----- RECORDS PROVIDED -----
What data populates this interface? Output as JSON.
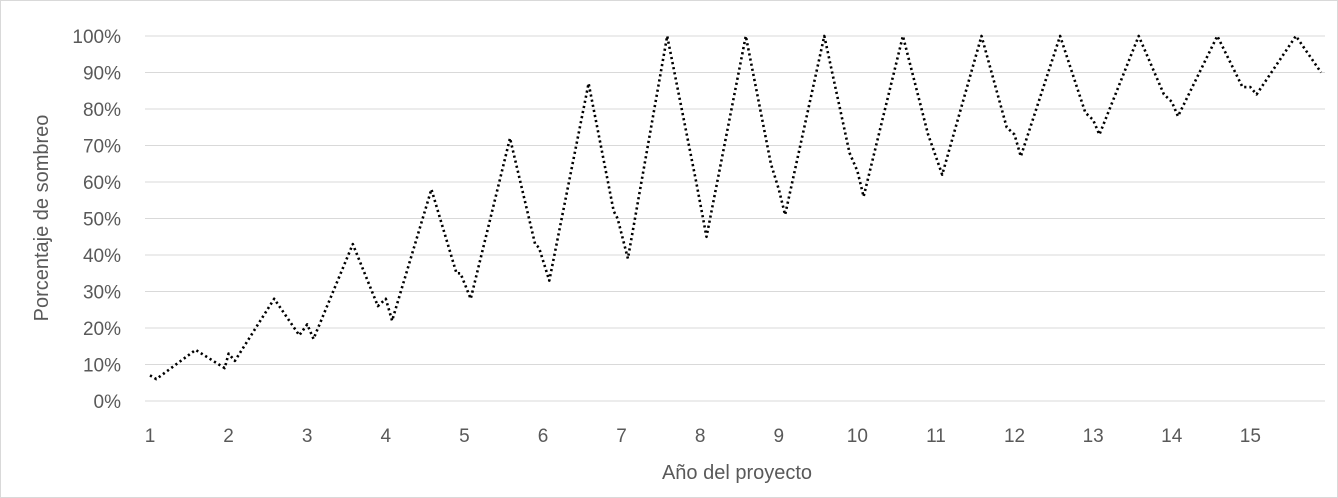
{
  "chart_data": {
    "type": "line",
    "title": "",
    "xlabel": "Año del proyecto",
    "ylabel": "Porcentaje de sombreo",
    "xlim": [
      1,
      15.95
    ],
    "ylim": [
      0,
      100
    ],
    "x_ticks": [
      "1",
      "2",
      "3",
      "4",
      "5",
      "6",
      "7",
      "8",
      "9",
      "10",
      "11",
      "12",
      "13",
      "14",
      "15"
    ],
    "y_ticks": [
      "0%",
      "10%",
      "20%",
      "30%",
      "40%",
      "50%",
      "60%",
      "70%",
      "80%",
      "90%",
      "100%"
    ],
    "grid": "horizontal",
    "legend": "none",
    "line_style": "dotted",
    "line_color": "#000000",
    "x": [
      1,
      1.08,
      1.58,
      1.95,
      2,
      2.08,
      2.58,
      2.9,
      3,
      3.08,
      3.58,
      3.9,
      4,
      4.08,
      4.58,
      4.9,
      4.95,
      5.08,
      5.58,
      5.9,
      5.95,
      6.08,
      6.58,
      6.9,
      6.95,
      7.08,
      7.58,
      7.95,
      8.08,
      8.58,
      8.9,
      9,
      9.08,
      9.58,
      9.9,
      10,
      10.08,
      10.58,
      10.9,
      10.95,
      11.08,
      11.58,
      11.9,
      12,
      12.08,
      12.58,
      12.9,
      13,
      13.08,
      13.58,
      13.9,
      14,
      14.08,
      14.58,
      14.9,
      15,
      15.08,
      15.58,
      15.9
    ],
    "values": [
      7,
      6,
      14,
      9,
      13,
      11,
      28,
      18,
      21,
      17,
      43,
      26,
      28,
      22,
      58,
      35,
      35,
      28,
      72,
      43,
      42,
      33,
      87,
      52,
      50,
      39,
      100,
      60,
      45,
      100,
      65,
      58,
      51,
      100,
      68,
      63,
      56,
      100,
      73,
      70,
      62,
      100,
      75,
      73,
      67,
      100,
      79,
      77,
      73,
      100,
      84,
      82,
      78,
      100,
      86,
      86,
      84,
      100,
      90
    ]
  }
}
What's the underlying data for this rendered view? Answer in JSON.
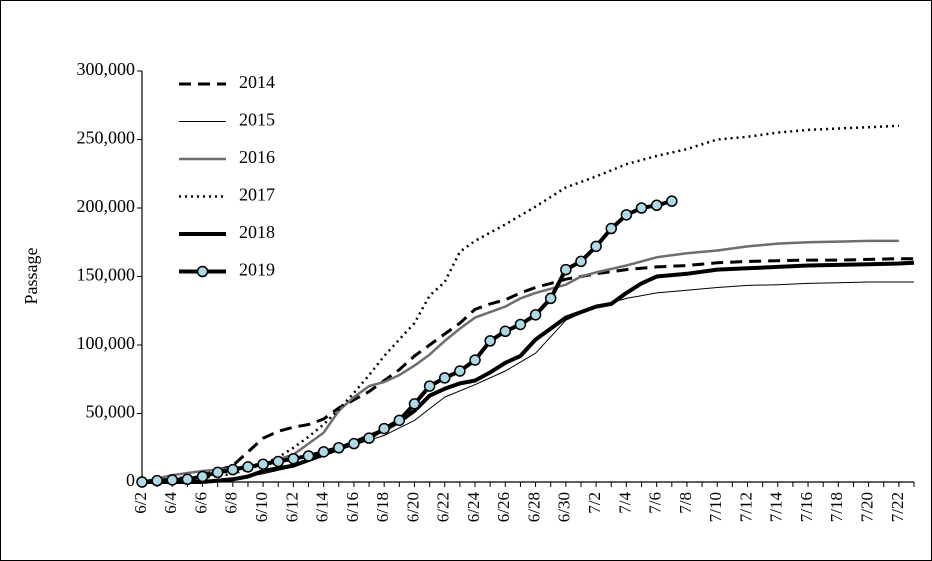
-----
_YOUR INSTRUCTIONS_
Each record above should be copied character for character, with pictures dropped.

_ANSWER_
What data populates this interface? Output as JSON.
{
  "chart_data": {
    "type": "line",
    "title": "",
    "xlabel": "Año del proyecto",
    "ylabel": "Porcentaje de sombreo",
    "xlim": [
      1,
      15.95
    ],
    "ylim": [
      0,
      100
    ],
    "x_ticks": [
      "1",
      "2",
      "3",
      "4",
      "5",
      "6",
      "7",
      "8",
      "9",
      "10",
      "11",
      "12",
      "13",
      "14",
      "15"
    ],
    "y_ticks": [
      "0%",
      "10%",
      "20%",
      "30%",
      "40%",
      "50%",
      "60%",
      "70%",
      "80%",
      "90%",
      "100%"
    ],
    "grid": "horizontal",
    "legend": "none",
    "line_style": "dotted",
    "line_color": "#000000",
    "x": [
      1,
      1.08,
      1.58,
      1.95,
      2,
      2.08,
      2.58,
      2.9,
      3,
      3.08,
      3.58,
      3.9,
      4,
      4.08,
      4.58,
      4.9,
      4.95,
      5.08,
      5.58,
      5.9,
      5.95,
      6.08,
      6.58,
      6.9,
      6.95,
      7.08,
      7.58,
      7.95,
      8.08,
      8.58,
      8.9,
      9,
      9.08,
      9.58,
      9.9,
      10,
      10.08,
      10.58,
      10.9,
      10.95,
      11.08,
      11.58,
      11.9,
      12,
      12.08,
      12.58,
      12.9,
      13,
      13.08,
      13.58,
      13.9,
      14,
      14.08,
      14.58,
      14.9,
      15,
      15.08,
      15.58,
      15.9
    ],
    "values": [
      7,
      6,
      14,
      9,
      13,
      11,
      28,
      18,
      21,
      17,
      43,
      26,
      28,
      22,
      58,
      35,
      35,
      28,
      72,
      43,
      42,
      33,
      87,
      52,
      50,
      39,
      100,
      60,
      45,
      100,
      65,
      58,
      51,
      100,
      68,
      63,
      56,
      100,
      73,
      70,
      62,
      100,
      75,
      73,
      67,
      100,
      79,
      77,
      73,
      100,
      84,
      82,
      78,
      100,
      86,
      86,
      84,
      100,
      90
    ]
  }
}
What's the underlying data for this rendered view? Answer in JSON.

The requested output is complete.